Stored data entries
──────────

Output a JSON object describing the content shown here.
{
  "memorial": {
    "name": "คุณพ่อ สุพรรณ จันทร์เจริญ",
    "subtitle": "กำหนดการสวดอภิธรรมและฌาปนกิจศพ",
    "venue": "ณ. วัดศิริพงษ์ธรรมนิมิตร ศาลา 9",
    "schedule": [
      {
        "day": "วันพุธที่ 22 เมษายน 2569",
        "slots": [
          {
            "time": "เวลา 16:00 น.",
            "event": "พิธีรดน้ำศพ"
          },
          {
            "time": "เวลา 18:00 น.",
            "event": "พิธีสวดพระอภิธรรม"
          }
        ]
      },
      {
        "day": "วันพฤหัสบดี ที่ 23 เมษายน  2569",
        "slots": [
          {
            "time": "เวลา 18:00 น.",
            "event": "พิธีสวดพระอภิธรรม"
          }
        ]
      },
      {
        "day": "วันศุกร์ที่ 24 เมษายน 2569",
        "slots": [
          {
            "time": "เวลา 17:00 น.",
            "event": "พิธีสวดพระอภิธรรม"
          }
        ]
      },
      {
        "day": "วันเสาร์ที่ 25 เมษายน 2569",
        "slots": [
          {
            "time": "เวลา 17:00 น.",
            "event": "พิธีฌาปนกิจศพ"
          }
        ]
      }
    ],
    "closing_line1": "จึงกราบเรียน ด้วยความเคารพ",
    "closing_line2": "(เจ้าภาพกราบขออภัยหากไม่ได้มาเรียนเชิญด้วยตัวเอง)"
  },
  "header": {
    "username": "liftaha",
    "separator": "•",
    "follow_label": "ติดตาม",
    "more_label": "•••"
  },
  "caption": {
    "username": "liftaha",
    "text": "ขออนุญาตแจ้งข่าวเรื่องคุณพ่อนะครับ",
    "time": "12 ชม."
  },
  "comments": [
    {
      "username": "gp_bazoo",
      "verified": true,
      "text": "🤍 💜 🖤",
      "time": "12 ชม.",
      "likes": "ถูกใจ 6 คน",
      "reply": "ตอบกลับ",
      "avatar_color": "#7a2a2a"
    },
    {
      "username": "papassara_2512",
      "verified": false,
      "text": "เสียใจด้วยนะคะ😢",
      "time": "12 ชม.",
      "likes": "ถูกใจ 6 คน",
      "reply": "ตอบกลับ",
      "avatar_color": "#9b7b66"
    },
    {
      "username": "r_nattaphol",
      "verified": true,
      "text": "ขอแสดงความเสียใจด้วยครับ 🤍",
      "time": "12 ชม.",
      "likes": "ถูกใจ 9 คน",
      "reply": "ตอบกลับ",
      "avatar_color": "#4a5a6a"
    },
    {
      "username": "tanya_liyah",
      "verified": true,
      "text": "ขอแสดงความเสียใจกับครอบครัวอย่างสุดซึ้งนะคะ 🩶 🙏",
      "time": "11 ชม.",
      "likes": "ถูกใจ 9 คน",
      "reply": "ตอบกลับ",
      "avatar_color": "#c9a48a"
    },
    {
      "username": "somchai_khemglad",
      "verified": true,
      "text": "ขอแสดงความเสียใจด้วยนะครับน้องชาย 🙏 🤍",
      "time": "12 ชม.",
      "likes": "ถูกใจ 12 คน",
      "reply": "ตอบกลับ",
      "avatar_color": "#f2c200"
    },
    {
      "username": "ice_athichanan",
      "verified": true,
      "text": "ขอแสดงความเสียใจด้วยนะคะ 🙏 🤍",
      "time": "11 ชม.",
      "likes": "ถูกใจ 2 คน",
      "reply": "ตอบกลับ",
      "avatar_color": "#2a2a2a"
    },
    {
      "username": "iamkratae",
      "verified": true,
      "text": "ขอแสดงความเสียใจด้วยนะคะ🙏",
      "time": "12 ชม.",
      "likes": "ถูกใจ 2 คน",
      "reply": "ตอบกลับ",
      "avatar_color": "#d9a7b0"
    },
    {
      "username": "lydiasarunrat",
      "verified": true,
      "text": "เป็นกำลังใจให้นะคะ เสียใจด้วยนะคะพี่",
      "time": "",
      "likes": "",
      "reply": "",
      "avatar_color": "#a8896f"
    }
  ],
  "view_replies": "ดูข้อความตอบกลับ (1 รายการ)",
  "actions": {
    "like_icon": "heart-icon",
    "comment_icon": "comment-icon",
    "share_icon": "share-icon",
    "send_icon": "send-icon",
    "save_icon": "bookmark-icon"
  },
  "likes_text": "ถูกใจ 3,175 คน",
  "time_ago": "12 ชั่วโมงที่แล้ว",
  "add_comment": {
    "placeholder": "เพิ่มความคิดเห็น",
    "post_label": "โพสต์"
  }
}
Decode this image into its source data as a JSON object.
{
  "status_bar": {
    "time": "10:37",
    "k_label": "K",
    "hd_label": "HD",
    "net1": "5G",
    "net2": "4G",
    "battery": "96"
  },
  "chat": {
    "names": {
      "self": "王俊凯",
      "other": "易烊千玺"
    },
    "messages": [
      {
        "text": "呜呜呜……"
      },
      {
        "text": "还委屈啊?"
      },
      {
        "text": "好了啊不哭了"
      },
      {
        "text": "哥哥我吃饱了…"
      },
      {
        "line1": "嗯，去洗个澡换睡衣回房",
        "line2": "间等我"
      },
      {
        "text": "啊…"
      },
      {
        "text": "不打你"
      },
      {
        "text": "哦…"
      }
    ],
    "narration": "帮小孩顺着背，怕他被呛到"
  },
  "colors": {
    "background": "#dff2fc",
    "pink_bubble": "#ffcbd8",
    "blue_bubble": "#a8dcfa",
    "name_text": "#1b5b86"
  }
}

──────────

Begin with the line that contains "Decode this image" and set down each line exactly until the records above end, including the final line.

> [THE ANSWER]
Decode this image into its source data as a JSON object.
{
  "status_bar": {
    "time": "10:37",
    "k_label": "K",
    "hd_label": "HD",
    "net1": "5G",
    "net2": "4G",
    "battery": "96"
  },
  "chat": {
    "names": {
      "self": "王俊凯",
      "other": "易烊千玺"
    },
    "messages": [
      {
        "text": "呜呜呜……"
      },
      {
        "text": "还委屈啊?"
      },
      {
        "text": "好了啊不哭了"
      },
      {
        "text": "哥哥我吃饱了…"
      },
      {
        "line1": "嗯，去洗个澡换睡衣回房",
        "line2": "间等我"
      },
      {
        "text": "啊…"
      },
      {
        "text": "不打你"
      },
      {
        "text": "哦…"
      }
    ],
    "narration": "帮小孩顺着背，怕他被呛到"
  },
  "colors": {
    "background": "#dff2fc",
    "pink_bubble": "#ffcbd8",
    "blue_bubble": "#a8dcfa",
    "name_text": "#1b5b86"
  }
}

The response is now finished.